(DATA TO PROCESS)
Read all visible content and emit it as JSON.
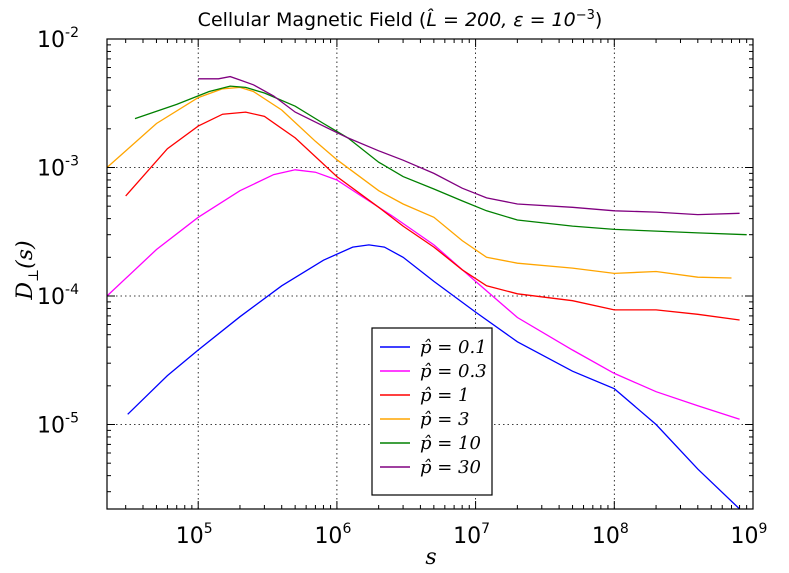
{
  "chart_data": {
    "type": "line",
    "title_prefix": "Cellular Magnetic Field (",
    "title_math": "L̂ = 200, ε = 10",
    "title_exp": "−3",
    "title_suffix": ")",
    "xlabel": "s",
    "ylabel_main": "D",
    "ylabel_sub": "⊥",
    "ylabel_suffix": "(s)",
    "xscale": "log",
    "yscale": "log",
    "xlim": [
      22000,
      1000000000
    ],
    "ylim": [
      2.2e-06,
      0.01
    ],
    "grid": true,
    "legend_position": "lower-center",
    "x_ticks": [
      {
        "value": 100000,
        "base": "10",
        "exp": "5"
      },
      {
        "value": 1000000,
        "base": "10",
        "exp": "6"
      },
      {
        "value": 10000000,
        "base": "10",
        "exp": "7"
      },
      {
        "value": 100000000,
        "base": "10",
        "exp": "8"
      },
      {
        "value": 1000000000,
        "base": "10",
        "exp": "9"
      }
    ],
    "y_ticks": [
      {
        "value": 1e-05,
        "base": "10",
        "exp": "-5"
      },
      {
        "value": 0.0001,
        "base": "10",
        "exp": "-4"
      },
      {
        "value": 0.001,
        "base": "10",
        "exp": "-3"
      },
      {
        "value": 0.01,
        "base": "10",
        "exp": "-2"
      }
    ],
    "series": [
      {
        "name": "p̂ = 0.1",
        "color": "#0000ff",
        "x": [
          31000,
          60000,
          100000,
          200000,
          400000,
          800000,
          1300000,
          1700000,
          2200000,
          3000000,
          5000000,
          10000000,
          20000000,
          50000000,
          100000000,
          200000000,
          400000000,
          800000000
        ],
        "y": [
          1.2e-05,
          2.4e-05,
          3.8e-05,
          6.9e-05,
          0.00012,
          0.00019,
          0.00024,
          0.00025,
          0.00024,
          0.0002,
          0.00013,
          7.5e-05,
          4.4e-05,
          2.6e-05,
          1.9e-05,
          1e-05,
          4.5e-06,
          2.2e-06
        ]
      },
      {
        "name": "p̂ = 0.3",
        "color": "#ff00ff",
        "x": [
          22000,
          50000,
          100000,
          200000,
          350000,
          500000,
          700000,
          1000000,
          1500000,
          2500000,
          5000000,
          10000000,
          20000000,
          50000000,
          100000000,
          200000000,
          400000000,
          800000000
        ],
        "y": [
          0.0001,
          0.00023,
          0.00041,
          0.00066,
          0.00088,
          0.00096,
          0.00092,
          0.0008,
          0.0006,
          0.00042,
          0.00025,
          0.00013,
          6.8e-05,
          3.8e-05,
          2.5e-05,
          1.8e-05,
          1.4e-05,
          1.1e-05
        ]
      },
      {
        "name": "p̂ = 1",
        "color": "#ff0000",
        "x": [
          30000,
          60000,
          100000,
          150000,
          220000,
          300000,
          500000,
          1000000,
          2000000,
          3000000,
          5000000,
          8000000,
          12000000,
          20000000,
          50000000,
          100000000,
          200000000,
          400000000,
          800000000
        ],
        "y": [
          0.0006,
          0.0014,
          0.0021,
          0.0026,
          0.0027,
          0.0025,
          0.0017,
          0.00085,
          0.00049,
          0.00035,
          0.00024,
          0.00016,
          0.00012,
          0.000104,
          9.2e-05,
          7.8e-05,
          7.8e-05,
          7.2e-05,
          6.5e-05
        ]
      },
      {
        "name": "p̂ = 3",
        "color": "#ffa500",
        "x": [
          22000,
          50000,
          100000,
          150000,
          200000,
          250000,
          400000,
          700000,
          1000000,
          2000000,
          3000000,
          5000000,
          8000000,
          12000000,
          20000000,
          50000000,
          100000000,
          200000000,
          400000000,
          700000000
        ],
        "y": [
          0.001,
          0.0022,
          0.0035,
          0.0041,
          0.0042,
          0.0039,
          0.0028,
          0.0016,
          0.00115,
          0.00066,
          0.00052,
          0.00041,
          0.00027,
          0.0002,
          0.00018,
          0.000165,
          0.00015,
          0.000155,
          0.00014,
          0.000138
        ]
      },
      {
        "name": "p̂ = 10",
        "color": "#008000",
        "x": [
          35000,
          70000,
          120000,
          170000,
          220000,
          300000,
          500000,
          800000,
          1200000,
          2000000,
          3000000,
          5000000,
          8000000,
          12000000,
          20000000,
          50000000,
          100000000,
          200000000,
          400000000,
          900000000
        ],
        "y": [
          0.0024,
          0.0031,
          0.0039,
          0.0043,
          0.0042,
          0.0038,
          0.003,
          0.0022,
          0.0017,
          0.0011,
          0.00085,
          0.00068,
          0.00055,
          0.00046,
          0.00039,
          0.00035,
          0.00033,
          0.00032,
          0.00031,
          0.0003
        ]
      },
      {
        "name": "p̂ = 30",
        "color": "#800080",
        "x": [
          100000,
          140000,
          170000,
          200000,
          250000,
          350000,
          500000,
          800000,
          1200000,
          2000000,
          3000000,
          5000000,
          8000000,
          12000000,
          20000000,
          50000000,
          100000000,
          200000000,
          400000000,
          800000000
        ],
        "y": [
          0.0049,
          0.0049,
          0.0051,
          0.0048,
          0.0044,
          0.0036,
          0.0027,
          0.0021,
          0.0017,
          0.00135,
          0.00114,
          0.0009,
          0.00069,
          0.00058,
          0.00052,
          0.00049,
          0.00046,
          0.00045,
          0.00043,
          0.00044
        ]
      }
    ]
  }
}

(DIRECTIVE)
Write the entries above out again exactly, but not the pictures.

(RESPONSE TO THIS EXERCISE)
Read all visible content and emit it as JSON.
{
  "chart_data": {
    "type": "line",
    "title_prefix": "Cellular Magnetic Field (",
    "title_math": "L̂ = 200, ε = 10",
    "title_exp": "−3",
    "title_suffix": ")",
    "xlabel": "s",
    "ylabel_main": "D",
    "ylabel_sub": "⊥",
    "ylabel_suffix": "(s)",
    "xscale": "log",
    "yscale": "log",
    "xlim": [
      22000,
      1000000000
    ],
    "ylim": [
      2.2e-06,
      0.01
    ],
    "grid": true,
    "legend_position": "lower-center",
    "x_ticks": [
      {
        "value": 100000,
        "base": "10",
        "exp": "5"
      },
      {
        "value": 1000000,
        "base": "10",
        "exp": "6"
      },
      {
        "value": 10000000,
        "base": "10",
        "exp": "7"
      },
      {
        "value": 100000000,
        "base": "10",
        "exp": "8"
      },
      {
        "value": 1000000000,
        "base": "10",
        "exp": "9"
      }
    ],
    "y_ticks": [
      {
        "value": 1e-05,
        "base": "10",
        "exp": "-5"
      },
      {
        "value": 0.0001,
        "base": "10",
        "exp": "-4"
      },
      {
        "value": 0.001,
        "base": "10",
        "exp": "-3"
      },
      {
        "value": 0.01,
        "base": "10",
        "exp": "-2"
      }
    ],
    "series": [
      {
        "name": "p̂ = 0.1",
        "color": "#0000ff",
        "x": [
          31000,
          60000,
          100000,
          200000,
          400000,
          800000,
          1300000,
          1700000,
          2200000,
          3000000,
          5000000,
          10000000,
          20000000,
          50000000,
          100000000,
          200000000,
          400000000,
          800000000
        ],
        "y": [
          1.2e-05,
          2.4e-05,
          3.8e-05,
          6.9e-05,
          0.00012,
          0.00019,
          0.00024,
          0.00025,
          0.00024,
          0.0002,
          0.00013,
          7.5e-05,
          4.4e-05,
          2.6e-05,
          1.9e-05,
          1e-05,
          4.5e-06,
          2.2e-06
        ]
      },
      {
        "name": "p̂ = 0.3",
        "color": "#ff00ff",
        "x": [
          22000,
          50000,
          100000,
          200000,
          350000,
          500000,
          700000,
          1000000,
          1500000,
          2500000,
          5000000,
          10000000,
          20000000,
          50000000,
          100000000,
          200000000,
          400000000,
          800000000
        ],
        "y": [
          0.0001,
          0.00023,
          0.00041,
          0.00066,
          0.00088,
          0.00096,
          0.00092,
          0.0008,
          0.0006,
          0.00042,
          0.00025,
          0.00013,
          6.8e-05,
          3.8e-05,
          2.5e-05,
          1.8e-05,
          1.4e-05,
          1.1e-05
        ]
      },
      {
        "name": "p̂ = 1",
        "color": "#ff0000",
        "x": [
          30000,
          60000,
          100000,
          150000,
          220000,
          300000,
          500000,
          1000000,
          2000000,
          3000000,
          5000000,
          8000000,
          12000000,
          20000000,
          50000000,
          100000000,
          200000000,
          400000000,
          800000000
        ],
        "y": [
          0.0006,
          0.0014,
          0.0021,
          0.0026,
          0.0027,
          0.0025,
          0.0017,
          0.00085,
          0.00049,
          0.00035,
          0.00024,
          0.00016,
          0.00012,
          0.000104,
          9.2e-05,
          7.8e-05,
          7.8e-05,
          7.2e-05,
          6.5e-05
        ]
      },
      {
        "name": "p̂ = 3",
        "color": "#ffa500",
        "x": [
          22000,
          50000,
          100000,
          150000,
          200000,
          250000,
          400000,
          700000,
          1000000,
          2000000,
          3000000,
          5000000,
          8000000,
          12000000,
          20000000,
          50000000,
          100000000,
          200000000,
          400000000,
          700000000
        ],
        "y": [
          0.001,
          0.0022,
          0.0035,
          0.0041,
          0.0042,
          0.0039,
          0.0028,
          0.0016,
          0.00115,
          0.00066,
          0.00052,
          0.00041,
          0.00027,
          0.0002,
          0.00018,
          0.000165,
          0.00015,
          0.000155,
          0.00014,
          0.000138
        ]
      },
      {
        "name": "p̂ = 10",
        "color": "#008000",
        "x": [
          35000,
          70000,
          120000,
          170000,
          220000,
          300000,
          500000,
          800000,
          1200000,
          2000000,
          3000000,
          5000000,
          8000000,
          12000000,
          20000000,
          50000000,
          100000000,
          200000000,
          400000000,
          900000000
        ],
        "y": [
          0.0024,
          0.0031,
          0.0039,
          0.0043,
          0.0042,
          0.0038,
          0.003,
          0.0022,
          0.0017,
          0.0011,
          0.00085,
          0.00068,
          0.00055,
          0.00046,
          0.00039,
          0.00035,
          0.00033,
          0.00032,
          0.00031,
          0.0003
        ]
      },
      {
        "name": "p̂ = 30",
        "color": "#800080",
        "x": [
          100000,
          140000,
          170000,
          200000,
          250000,
          350000,
          500000,
          800000,
          1200000,
          2000000,
          3000000,
          5000000,
          8000000,
          12000000,
          20000000,
          50000000,
          100000000,
          200000000,
          400000000,
          800000000
        ],
        "y": [
          0.0049,
          0.0049,
          0.0051,
          0.0048,
          0.0044,
          0.0036,
          0.0027,
          0.0021,
          0.0017,
          0.00135,
          0.00114,
          0.0009,
          0.00069,
          0.00058,
          0.00052,
          0.00049,
          0.00046,
          0.00045,
          0.00043,
          0.00044
        ]
      }
    ]
  }
}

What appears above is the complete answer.